[Excerpt from a dataset]
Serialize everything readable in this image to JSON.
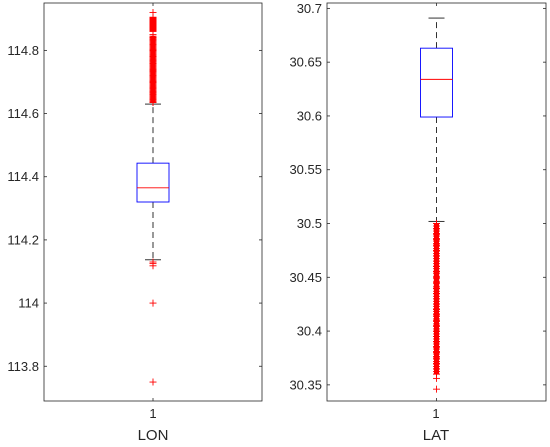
{
  "chart_data": [
    {
      "type": "box",
      "xlabel": "LON",
      "categories": [
        "1"
      ],
      "ylim": [
        113.69,
        114.95
      ],
      "yticks": [
        113.8,
        114,
        114.2,
        114.4,
        114.6,
        114.8
      ],
      "ytick_labels": [
        "113.8",
        "114",
        "114.2",
        "114.4",
        "114.6",
        "114.8"
      ],
      "box": {
        "q1": 114.32,
        "median": 114.365,
        "q3": 114.443,
        "whisker_low": 114.137,
        "whisker_high": 114.63
      },
      "outliers": [
        113.75,
        114.0,
        114.118,
        114.125,
        114.13,
        114.635,
        114.645,
        114.66,
        114.68,
        114.7,
        114.72,
        114.74,
        114.76,
        114.78,
        114.8,
        114.82,
        114.84,
        114.85,
        114.865,
        114.88,
        114.895,
        114.92
      ],
      "colors": {
        "box": "#0000ff",
        "median": "#ff0000",
        "whisker": "#000000",
        "outlier": "#ff0000"
      }
    },
    {
      "type": "box",
      "xlabel": "LAT",
      "categories": [
        "1"
      ],
      "ylim": [
        30.335,
        30.705
      ],
      "yticks": [
        30.35,
        30.4,
        30.45,
        30.5,
        30.55,
        30.6,
        30.65,
        30.7
      ],
      "ytick_labels": [
        "30.35",
        "30.4",
        "30.45",
        "30.5",
        "30.55",
        "30.6",
        "30.65",
        "30.7"
      ],
      "box": {
        "q1": 30.599,
        "median": 30.634,
        "q3": 30.663,
        "whisker_low": 30.502,
        "whisker_high": 30.691
      },
      "outliers": [
        30.346,
        30.356,
        30.36,
        30.365,
        30.37,
        30.375,
        30.38,
        30.385,
        30.39,
        30.395,
        30.4,
        30.405,
        30.41,
        30.415,
        30.42,
        30.425,
        30.43,
        30.435,
        30.44,
        30.445,
        30.45,
        30.455,
        30.46,
        30.465,
        30.47,
        30.475,
        30.48,
        30.485,
        30.49,
        30.495,
        30.5
      ],
      "colors": {
        "box": "#0000ff",
        "median": "#ff0000",
        "whisker": "#000000",
        "outlier": "#ff0000"
      }
    }
  ]
}
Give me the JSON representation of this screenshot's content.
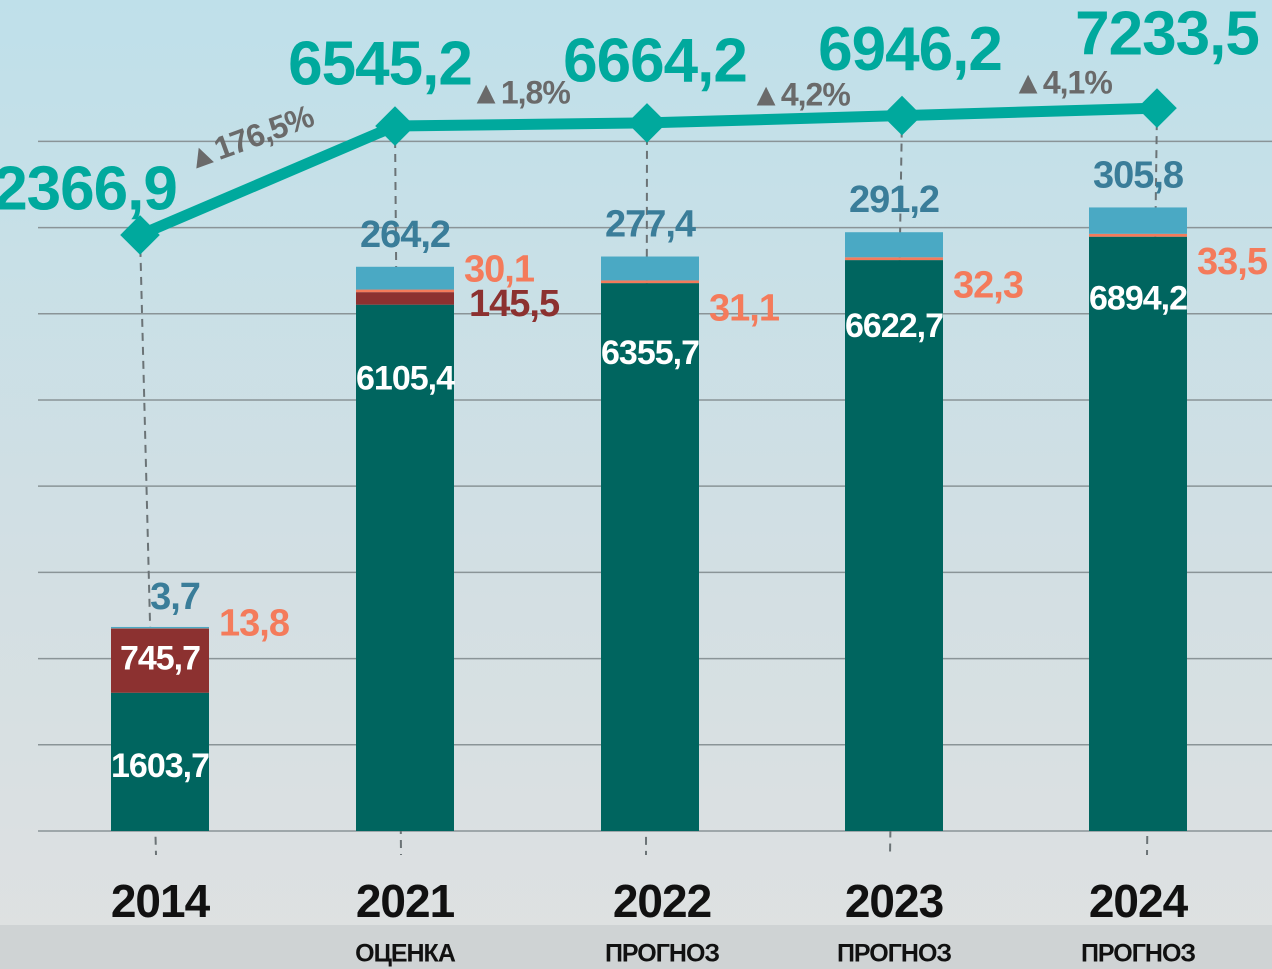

▶ **WHAT TO WORK ON**: Reproduce each line holding the word "JSON".

▶ **ANSWER TO THE PROBLEM**:
Serialize everything readable in this image to JSON.
Give me the JSON representation of this screenshot's content.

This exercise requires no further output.